#### [Set task]
Check each line of the records below and collect those holding "TSOs".

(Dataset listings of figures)
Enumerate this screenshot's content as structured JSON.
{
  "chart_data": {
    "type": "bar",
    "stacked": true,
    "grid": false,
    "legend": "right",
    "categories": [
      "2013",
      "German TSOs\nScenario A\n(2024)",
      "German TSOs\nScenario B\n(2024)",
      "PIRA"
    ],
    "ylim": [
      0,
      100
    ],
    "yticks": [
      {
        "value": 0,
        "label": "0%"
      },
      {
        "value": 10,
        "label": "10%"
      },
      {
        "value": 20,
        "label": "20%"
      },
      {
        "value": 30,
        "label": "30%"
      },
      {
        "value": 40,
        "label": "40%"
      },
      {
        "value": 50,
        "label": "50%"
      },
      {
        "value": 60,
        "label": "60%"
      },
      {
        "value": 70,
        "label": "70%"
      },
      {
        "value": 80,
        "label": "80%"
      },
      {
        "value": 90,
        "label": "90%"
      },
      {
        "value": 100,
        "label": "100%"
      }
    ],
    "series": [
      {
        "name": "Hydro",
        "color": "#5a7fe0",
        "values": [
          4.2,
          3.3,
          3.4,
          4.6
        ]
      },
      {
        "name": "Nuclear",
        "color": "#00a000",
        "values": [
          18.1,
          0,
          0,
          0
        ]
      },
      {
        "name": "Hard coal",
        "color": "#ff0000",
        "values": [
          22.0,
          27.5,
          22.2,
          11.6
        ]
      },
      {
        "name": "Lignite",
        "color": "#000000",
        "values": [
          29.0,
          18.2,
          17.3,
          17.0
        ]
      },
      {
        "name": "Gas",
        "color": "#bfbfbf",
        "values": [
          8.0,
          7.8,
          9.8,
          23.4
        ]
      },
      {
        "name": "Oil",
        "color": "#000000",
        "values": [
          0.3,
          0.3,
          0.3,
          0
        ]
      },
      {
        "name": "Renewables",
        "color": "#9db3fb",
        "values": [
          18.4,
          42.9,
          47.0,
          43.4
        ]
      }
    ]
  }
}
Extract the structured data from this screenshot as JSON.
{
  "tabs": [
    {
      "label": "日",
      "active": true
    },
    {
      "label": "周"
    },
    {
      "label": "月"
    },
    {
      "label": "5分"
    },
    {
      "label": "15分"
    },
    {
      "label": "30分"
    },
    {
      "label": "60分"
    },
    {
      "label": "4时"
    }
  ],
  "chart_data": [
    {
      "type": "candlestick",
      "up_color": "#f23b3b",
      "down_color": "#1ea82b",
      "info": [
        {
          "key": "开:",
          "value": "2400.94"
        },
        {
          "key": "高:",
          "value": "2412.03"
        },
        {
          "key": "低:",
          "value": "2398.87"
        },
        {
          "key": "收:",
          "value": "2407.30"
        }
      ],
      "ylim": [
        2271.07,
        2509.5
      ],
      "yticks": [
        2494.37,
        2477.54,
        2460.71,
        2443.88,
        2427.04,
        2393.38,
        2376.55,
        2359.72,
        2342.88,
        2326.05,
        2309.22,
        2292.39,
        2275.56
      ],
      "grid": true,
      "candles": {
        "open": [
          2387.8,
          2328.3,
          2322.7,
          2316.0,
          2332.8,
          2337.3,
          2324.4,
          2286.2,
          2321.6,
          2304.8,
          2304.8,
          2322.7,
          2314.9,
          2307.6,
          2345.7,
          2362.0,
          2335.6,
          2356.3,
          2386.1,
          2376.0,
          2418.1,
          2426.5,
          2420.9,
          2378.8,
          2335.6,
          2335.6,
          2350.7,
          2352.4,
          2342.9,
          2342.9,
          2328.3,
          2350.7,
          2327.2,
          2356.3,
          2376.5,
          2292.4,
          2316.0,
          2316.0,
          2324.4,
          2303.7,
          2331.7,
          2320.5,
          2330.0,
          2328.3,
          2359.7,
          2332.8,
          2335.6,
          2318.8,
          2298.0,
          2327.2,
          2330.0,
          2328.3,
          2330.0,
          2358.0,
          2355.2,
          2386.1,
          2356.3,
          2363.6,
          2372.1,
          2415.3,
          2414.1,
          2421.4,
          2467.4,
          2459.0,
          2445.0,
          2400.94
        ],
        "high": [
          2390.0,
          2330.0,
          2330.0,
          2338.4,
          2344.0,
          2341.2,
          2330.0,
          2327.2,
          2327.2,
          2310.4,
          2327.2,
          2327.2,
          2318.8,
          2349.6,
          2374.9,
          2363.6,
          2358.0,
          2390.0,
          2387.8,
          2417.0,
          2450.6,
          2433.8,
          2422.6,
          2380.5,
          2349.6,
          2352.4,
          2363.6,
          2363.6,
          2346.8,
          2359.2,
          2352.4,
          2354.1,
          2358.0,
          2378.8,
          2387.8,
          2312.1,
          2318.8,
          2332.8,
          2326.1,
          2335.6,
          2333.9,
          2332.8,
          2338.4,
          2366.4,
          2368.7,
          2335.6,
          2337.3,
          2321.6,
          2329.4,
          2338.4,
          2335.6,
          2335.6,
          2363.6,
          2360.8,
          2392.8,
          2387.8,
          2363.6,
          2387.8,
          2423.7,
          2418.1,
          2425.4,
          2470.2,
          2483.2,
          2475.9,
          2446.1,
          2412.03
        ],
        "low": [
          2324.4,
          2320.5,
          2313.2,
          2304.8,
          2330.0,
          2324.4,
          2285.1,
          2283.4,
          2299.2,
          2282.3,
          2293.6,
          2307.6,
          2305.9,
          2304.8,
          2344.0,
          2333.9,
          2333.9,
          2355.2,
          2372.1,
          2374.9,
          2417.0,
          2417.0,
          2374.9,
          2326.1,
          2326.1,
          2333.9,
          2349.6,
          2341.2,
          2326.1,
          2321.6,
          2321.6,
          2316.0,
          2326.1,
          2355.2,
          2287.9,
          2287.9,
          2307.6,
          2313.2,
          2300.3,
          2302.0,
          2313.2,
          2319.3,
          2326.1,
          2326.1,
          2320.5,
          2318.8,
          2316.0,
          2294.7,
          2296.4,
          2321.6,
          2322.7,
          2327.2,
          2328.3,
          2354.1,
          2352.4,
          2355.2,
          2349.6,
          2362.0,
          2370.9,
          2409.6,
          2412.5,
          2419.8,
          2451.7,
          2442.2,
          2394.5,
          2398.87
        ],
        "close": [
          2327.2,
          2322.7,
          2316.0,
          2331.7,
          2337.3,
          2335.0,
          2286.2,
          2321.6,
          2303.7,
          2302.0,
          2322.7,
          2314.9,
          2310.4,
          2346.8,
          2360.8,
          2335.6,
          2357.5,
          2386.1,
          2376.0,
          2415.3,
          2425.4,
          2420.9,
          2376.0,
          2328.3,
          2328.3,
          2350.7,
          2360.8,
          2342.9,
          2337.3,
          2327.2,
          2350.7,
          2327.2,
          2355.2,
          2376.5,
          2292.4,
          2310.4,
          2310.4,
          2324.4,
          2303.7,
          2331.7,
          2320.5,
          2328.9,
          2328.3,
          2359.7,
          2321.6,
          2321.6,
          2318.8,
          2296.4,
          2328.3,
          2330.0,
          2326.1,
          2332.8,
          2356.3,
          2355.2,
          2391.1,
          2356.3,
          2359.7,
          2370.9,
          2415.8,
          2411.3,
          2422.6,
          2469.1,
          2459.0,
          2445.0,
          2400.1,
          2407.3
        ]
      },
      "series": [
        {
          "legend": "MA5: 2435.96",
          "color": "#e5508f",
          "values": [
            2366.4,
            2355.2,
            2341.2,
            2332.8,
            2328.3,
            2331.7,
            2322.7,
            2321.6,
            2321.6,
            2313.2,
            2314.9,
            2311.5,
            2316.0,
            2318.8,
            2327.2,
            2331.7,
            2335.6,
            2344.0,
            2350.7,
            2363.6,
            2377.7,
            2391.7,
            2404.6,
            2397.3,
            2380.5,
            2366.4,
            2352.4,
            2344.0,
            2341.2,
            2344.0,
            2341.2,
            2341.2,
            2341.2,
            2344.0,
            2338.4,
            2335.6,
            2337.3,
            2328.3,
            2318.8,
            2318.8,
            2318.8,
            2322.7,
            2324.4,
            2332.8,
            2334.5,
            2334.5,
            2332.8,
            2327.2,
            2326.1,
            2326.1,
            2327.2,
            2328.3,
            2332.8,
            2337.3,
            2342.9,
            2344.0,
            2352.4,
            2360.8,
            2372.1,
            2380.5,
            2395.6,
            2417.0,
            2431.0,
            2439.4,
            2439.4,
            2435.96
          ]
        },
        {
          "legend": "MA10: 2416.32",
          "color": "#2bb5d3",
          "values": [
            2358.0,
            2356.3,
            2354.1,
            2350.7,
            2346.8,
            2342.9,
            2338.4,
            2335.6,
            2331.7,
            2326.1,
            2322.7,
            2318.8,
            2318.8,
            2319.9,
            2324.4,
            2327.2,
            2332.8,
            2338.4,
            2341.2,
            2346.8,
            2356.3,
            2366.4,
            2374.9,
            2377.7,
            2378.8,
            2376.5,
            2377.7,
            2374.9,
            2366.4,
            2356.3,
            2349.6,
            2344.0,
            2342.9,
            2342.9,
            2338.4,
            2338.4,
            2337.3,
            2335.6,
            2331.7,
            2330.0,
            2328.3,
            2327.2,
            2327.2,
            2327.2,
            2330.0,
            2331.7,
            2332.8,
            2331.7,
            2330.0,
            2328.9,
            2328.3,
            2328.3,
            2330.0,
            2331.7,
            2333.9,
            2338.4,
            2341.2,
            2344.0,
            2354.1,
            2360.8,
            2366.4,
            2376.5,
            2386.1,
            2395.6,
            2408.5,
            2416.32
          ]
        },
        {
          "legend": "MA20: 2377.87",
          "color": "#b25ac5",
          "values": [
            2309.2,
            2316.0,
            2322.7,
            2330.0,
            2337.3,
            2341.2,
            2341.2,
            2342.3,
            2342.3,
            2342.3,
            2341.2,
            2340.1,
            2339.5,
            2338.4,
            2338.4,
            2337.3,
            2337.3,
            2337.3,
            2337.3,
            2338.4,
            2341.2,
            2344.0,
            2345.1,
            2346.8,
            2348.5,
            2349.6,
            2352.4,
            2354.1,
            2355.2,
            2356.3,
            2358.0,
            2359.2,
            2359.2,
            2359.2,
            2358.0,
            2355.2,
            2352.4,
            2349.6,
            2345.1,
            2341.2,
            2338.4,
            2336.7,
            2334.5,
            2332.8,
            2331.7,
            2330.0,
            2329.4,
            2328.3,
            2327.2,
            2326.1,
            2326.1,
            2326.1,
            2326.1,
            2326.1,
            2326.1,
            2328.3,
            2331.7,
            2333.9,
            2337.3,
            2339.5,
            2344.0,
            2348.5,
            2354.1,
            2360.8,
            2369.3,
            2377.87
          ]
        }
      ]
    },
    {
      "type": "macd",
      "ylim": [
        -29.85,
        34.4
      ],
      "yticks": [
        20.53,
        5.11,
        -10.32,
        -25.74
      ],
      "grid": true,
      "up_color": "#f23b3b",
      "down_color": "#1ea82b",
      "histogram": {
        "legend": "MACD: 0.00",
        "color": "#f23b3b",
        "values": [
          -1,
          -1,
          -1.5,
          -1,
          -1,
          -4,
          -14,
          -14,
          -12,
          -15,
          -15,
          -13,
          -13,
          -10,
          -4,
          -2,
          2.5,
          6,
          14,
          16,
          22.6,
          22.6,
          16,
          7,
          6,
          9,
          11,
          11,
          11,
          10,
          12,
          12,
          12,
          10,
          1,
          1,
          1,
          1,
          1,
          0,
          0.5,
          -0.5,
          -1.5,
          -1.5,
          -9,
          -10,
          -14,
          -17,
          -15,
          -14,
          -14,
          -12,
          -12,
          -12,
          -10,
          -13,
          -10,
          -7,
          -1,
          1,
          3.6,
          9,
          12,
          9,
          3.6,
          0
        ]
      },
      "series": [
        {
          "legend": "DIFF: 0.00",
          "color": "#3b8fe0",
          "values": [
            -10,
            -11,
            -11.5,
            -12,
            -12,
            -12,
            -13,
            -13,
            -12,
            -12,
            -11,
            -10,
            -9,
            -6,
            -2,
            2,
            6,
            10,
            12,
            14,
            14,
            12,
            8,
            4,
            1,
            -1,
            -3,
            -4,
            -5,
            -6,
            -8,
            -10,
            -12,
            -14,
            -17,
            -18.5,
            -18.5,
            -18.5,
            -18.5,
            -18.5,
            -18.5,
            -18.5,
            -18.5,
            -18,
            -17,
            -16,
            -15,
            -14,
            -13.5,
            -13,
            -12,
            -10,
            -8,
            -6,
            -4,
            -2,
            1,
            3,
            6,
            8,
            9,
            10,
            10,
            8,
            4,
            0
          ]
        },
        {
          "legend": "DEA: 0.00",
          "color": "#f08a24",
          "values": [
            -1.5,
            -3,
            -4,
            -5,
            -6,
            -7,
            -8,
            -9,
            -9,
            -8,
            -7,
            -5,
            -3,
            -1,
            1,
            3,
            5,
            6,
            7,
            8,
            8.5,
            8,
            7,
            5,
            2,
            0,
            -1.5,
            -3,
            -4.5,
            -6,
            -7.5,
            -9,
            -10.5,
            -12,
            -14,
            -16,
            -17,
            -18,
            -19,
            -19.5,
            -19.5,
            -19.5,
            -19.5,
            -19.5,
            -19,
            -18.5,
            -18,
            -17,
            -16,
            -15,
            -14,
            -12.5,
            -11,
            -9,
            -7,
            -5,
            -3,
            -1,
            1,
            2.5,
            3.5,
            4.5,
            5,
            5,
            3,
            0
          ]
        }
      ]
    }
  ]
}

#### [Complete response]
      "German TSOs\nScenario A\n(2024)",
      "German TSOs\nScenario B\n(2024)",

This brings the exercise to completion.